Dataset rows:
======

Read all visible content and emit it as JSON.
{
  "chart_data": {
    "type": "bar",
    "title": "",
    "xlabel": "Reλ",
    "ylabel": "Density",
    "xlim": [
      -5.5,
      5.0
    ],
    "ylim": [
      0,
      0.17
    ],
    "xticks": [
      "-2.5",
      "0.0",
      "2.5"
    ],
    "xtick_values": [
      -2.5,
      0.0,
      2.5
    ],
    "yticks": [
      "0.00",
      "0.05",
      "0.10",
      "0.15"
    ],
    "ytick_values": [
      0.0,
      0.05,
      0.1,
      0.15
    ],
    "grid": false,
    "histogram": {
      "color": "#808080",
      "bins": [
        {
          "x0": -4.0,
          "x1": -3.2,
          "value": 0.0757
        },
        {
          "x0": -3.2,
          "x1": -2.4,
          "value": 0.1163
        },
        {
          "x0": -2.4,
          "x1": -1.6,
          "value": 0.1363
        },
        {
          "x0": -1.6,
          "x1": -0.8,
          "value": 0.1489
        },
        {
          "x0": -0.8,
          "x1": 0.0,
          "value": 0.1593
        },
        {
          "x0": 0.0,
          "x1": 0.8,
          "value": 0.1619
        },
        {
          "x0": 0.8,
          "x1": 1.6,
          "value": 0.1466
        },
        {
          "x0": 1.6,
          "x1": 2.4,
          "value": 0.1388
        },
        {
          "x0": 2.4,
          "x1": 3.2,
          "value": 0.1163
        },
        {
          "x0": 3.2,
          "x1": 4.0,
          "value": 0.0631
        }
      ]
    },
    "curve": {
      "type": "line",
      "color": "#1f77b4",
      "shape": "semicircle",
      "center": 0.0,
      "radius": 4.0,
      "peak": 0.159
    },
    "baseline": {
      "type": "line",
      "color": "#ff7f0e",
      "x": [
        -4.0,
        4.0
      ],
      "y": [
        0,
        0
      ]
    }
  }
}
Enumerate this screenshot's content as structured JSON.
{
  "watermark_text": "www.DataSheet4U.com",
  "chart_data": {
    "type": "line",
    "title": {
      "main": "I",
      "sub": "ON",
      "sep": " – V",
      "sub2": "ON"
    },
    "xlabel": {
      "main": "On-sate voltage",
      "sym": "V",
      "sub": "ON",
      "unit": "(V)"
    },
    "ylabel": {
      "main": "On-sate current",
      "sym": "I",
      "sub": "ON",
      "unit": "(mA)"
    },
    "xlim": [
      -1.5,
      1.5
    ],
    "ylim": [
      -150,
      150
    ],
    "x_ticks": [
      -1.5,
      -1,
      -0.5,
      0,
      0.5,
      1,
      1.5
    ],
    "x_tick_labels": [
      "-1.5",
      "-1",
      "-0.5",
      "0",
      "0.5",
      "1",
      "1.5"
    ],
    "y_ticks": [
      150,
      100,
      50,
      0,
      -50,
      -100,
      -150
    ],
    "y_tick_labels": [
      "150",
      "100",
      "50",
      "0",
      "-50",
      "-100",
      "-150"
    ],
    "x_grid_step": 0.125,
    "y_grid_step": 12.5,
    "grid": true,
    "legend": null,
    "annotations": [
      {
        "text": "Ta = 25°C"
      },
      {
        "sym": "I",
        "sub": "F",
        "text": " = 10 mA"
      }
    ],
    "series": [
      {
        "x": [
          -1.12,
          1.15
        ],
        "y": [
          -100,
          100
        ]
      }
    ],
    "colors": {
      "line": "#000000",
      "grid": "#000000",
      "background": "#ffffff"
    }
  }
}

======

- DO THIS -
Provide all the records again, word for word.

- RESULT -
Read all visible content and emit it as JSON.
{
  "chart_data": {
    "type": "bar",
    "title": "",
    "xlabel": "Reλ",
    "ylabel": "Density",
    "xlim": [
      -5.5,
      5.0
    ],
    "ylim": [
      0,
      0.17
    ],
    "xticks": [
      "-2.5",
      "0.0",
      "2.5"
    ],
    "xtick_values": [
      -2.5,
      0.0,
      2.5
    ],
    "yticks": [
      "0.00",
      "0.05",
      "0.10",
      "0.15"
    ],
    "ytick_values": [
      0.0,
      0.05,
      0.1,
      0.15
    ],
    "grid": false,
    "histogram": {
      "color": "#808080",
      "bins": [
        {
          "x0": -4.0,
          "x1": -3.2,
          "value": 0.0757
        },
        {
          "x0": -3.2,
          "x1": -2.4,
          "value": 0.1163
        },
        {
          "x0": -2.4,
          "x1": -1.6,
          "value": 0.1363
        },
        {
          "x0": -1.6,
          "x1": -0.8,
          "value": 0.1489
        },
        {
          "x0": -0.8,
          "x1": 0.0,
          "value": 0.1593
        },
        {
          "x0": 0.0,
          "x1": 0.8,
          "value": 0.1619
        },
        {
          "x0": 0.8,
          "x1": 1.6,
          "value": 0.1466
        },
        {
          "x0": 1.6,
          "x1": 2.4,
          "value": 0.1388
        },
        {
          "x0": 2.4,
          "x1": 3.2,
          "value": 0.1163
        },
        {
          "x0": 3.2,
          "x1": 4.0,
          "value": 0.0631
        }
      ]
    },
    "curve": {
      "type": "line",
      "color": "#1f77b4",
      "shape": "semicircle",
      "center": 0.0,
      "radius": 4.0,
      "peak": 0.159
    },
    "baseline": {
      "type": "line",
      "color": "#ff7f0e",
      "x": [
        -4.0,
        4.0
      ],
      "y": [
        0,
        0
      ]
    }
  }
}
Enumerate this screenshot's content as structured JSON.
{
  "watermark_text": "www.DataSheet4U.com",
  "chart_data": {
    "type": "line",
    "title": {
      "main": "I",
      "sub": "ON",
      "sep": " – V",
      "sub2": "ON"
    },
    "xlabel": {
      "main": "On-sate voltage",
      "sym": "V",
      "sub": "ON",
      "unit": "(V)"
    },
    "ylabel": {
      "main": "On-sate current",
      "sym": "I",
      "sub": "ON",
      "unit": "(mA)"
    },
    "xlim": [
      -1.5,
      1.5
    ],
    "ylim": [
      -150,
      150
    ],
    "x_ticks": [
      -1.5,
      -1,
      -0.5,
      0,
      0.5,
      1,
      1.5
    ],
    "x_tick_labels": [
      "-1.5",
      "-1",
      "-0.5",
      "0",
      "0.5",
      "1",
      "1.5"
    ],
    "y_ticks": [
      150,
      100,
      50,
      0,
      -50,
      -100,
      -150
    ],
    "y_tick_labels": [
      "150",
      "100",
      "50",
      "0",
      "-50",
      "-100",
      "-150"
    ],
    "x_grid_step": 0.125,
    "y_grid_step": 12.5,
    "grid": true,
    "legend": null,
    "annotations": [
      {
        "text": "Ta = 25°C"
      },
      {
        "sym": "I",
        "sub": "F",
        "text": " = 10 mA"
      }
    ],
    "series": [
      {
        "x": [
          -1.12,
          1.15
        ],
        "y": [
          -100,
          100
        ]
      }
    ],
    "colors": {
      "line": "#000000",
      "grid": "#000000",
      "background": "#ffffff"
    }
  }
}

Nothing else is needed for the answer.